### WHAT YOU SHOULD DO
Lines containing the string "icon" are to be collected in full.

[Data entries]
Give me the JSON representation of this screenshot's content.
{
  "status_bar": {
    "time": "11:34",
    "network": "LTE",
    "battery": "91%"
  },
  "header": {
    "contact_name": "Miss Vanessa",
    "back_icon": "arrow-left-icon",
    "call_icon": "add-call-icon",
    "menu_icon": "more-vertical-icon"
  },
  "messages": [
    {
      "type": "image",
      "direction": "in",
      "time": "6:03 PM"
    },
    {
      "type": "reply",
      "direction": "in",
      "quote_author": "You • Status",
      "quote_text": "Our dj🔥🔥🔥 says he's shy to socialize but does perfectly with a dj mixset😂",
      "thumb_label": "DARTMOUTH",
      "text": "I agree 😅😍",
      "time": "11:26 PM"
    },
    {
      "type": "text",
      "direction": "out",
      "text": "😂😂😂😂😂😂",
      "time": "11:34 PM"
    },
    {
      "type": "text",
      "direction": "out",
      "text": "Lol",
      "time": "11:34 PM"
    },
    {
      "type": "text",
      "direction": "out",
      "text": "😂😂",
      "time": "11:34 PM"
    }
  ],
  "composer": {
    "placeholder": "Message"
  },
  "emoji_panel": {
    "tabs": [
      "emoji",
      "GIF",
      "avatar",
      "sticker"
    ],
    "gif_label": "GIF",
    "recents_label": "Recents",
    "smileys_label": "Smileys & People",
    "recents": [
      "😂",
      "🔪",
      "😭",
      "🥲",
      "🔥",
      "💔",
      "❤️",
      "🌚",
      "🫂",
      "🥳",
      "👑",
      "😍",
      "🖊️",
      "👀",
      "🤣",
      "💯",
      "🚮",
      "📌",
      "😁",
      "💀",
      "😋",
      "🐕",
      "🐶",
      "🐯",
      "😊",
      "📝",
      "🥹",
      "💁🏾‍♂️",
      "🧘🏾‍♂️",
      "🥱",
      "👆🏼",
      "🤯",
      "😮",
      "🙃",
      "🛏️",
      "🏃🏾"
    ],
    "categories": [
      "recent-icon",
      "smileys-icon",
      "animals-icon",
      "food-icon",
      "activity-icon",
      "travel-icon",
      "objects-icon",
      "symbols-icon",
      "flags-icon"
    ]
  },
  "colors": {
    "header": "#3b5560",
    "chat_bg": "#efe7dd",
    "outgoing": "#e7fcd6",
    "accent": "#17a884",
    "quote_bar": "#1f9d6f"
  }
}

### FULL RESPONSE
    "back_icon": "arrow-left-icon",
    "call_icon": "add-call-icon",
    "menu_icon": "more-vertical-icon"
      "recent-icon",
      "smileys-icon",
      "animals-icon",
      "food-icon",
      "activity-icon",
      "travel-icon",
      "objects-icon",
      "symbols-icon",
      "flags-icon"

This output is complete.